EXERCISE DETAILS
Using the records below, report how many lines hold "JSON", with no extra text.

DATA SHOWN
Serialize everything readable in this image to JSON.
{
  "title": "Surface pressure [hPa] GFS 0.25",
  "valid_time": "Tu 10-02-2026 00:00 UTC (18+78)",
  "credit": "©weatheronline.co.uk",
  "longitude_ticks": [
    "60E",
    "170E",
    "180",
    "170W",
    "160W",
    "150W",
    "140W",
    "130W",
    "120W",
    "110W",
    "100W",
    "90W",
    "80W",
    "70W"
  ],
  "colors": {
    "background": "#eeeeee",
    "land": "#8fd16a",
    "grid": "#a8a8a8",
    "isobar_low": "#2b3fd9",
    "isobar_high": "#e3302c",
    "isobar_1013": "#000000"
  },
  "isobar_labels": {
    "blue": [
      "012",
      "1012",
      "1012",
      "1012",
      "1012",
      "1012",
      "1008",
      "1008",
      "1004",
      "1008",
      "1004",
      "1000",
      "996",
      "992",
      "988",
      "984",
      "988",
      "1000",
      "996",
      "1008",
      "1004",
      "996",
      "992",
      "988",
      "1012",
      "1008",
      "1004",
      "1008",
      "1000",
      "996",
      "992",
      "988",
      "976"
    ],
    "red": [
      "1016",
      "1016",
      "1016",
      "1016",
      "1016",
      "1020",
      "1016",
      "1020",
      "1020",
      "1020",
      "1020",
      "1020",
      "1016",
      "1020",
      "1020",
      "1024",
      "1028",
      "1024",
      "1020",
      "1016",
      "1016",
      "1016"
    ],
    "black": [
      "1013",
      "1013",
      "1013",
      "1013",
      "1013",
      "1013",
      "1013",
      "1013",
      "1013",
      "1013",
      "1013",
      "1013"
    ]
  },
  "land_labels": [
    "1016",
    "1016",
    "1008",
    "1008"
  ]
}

==

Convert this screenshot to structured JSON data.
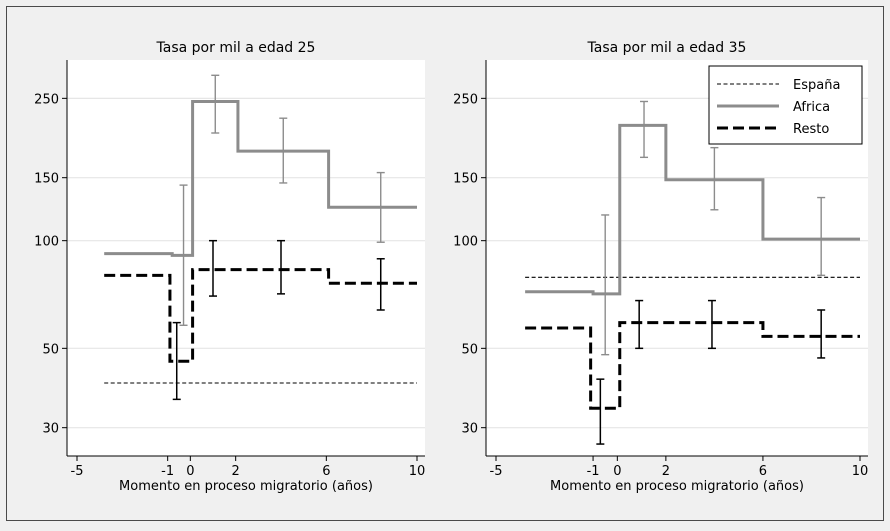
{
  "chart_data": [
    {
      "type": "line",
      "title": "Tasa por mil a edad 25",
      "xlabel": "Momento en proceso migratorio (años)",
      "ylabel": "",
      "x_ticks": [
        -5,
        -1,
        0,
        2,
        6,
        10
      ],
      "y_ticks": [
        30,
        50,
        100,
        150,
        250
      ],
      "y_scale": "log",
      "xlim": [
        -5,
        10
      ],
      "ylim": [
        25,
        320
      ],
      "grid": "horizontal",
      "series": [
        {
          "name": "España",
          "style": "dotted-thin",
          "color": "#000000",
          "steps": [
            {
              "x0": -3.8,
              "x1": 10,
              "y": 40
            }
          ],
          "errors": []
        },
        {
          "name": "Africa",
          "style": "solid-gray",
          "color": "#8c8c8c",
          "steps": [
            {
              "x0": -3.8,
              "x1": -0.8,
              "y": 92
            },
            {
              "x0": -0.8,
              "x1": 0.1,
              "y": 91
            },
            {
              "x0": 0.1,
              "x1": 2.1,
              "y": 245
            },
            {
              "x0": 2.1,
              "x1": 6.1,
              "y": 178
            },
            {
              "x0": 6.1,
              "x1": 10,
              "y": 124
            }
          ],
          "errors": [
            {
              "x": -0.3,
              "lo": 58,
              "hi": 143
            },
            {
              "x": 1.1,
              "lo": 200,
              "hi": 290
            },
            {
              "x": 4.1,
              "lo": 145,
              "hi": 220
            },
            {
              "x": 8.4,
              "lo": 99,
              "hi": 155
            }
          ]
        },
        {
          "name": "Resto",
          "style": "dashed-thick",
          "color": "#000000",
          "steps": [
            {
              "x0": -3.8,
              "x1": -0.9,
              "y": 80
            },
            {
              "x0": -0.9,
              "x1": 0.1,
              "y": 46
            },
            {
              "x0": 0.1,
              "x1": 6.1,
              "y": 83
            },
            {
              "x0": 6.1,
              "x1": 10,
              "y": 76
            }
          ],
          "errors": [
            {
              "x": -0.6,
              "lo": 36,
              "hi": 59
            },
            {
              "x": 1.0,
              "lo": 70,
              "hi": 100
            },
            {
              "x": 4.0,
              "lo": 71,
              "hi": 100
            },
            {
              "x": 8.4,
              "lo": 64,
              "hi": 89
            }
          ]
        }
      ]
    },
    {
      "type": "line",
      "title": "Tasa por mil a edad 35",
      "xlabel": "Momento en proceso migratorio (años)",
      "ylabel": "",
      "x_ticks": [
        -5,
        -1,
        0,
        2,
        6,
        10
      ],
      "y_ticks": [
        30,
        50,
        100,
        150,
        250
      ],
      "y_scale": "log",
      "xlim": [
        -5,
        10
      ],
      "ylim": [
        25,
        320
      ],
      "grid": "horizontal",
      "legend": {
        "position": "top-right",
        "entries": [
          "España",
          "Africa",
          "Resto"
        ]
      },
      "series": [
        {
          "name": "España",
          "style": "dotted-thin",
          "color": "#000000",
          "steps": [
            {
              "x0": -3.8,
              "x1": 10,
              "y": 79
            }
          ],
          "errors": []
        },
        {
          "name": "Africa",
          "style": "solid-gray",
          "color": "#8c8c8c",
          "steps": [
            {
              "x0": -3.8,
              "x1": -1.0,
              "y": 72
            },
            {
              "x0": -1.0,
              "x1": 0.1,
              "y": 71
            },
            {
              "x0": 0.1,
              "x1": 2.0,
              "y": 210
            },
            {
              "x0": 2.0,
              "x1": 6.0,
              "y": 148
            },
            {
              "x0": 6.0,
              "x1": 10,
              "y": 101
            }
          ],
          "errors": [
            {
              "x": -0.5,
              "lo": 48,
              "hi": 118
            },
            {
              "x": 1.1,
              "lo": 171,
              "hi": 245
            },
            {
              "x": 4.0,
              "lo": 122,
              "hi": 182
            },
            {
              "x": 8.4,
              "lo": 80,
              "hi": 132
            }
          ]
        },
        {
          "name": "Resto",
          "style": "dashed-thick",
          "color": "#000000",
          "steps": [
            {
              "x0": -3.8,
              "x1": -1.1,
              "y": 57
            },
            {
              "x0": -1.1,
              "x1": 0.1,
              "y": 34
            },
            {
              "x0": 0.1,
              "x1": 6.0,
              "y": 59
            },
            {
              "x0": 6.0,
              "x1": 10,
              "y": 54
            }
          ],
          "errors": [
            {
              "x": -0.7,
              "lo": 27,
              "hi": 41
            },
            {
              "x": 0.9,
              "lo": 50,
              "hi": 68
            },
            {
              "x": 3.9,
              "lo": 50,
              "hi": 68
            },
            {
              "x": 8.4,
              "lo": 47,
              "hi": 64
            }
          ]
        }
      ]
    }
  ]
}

ANSWER TO THIS PROBLEM
2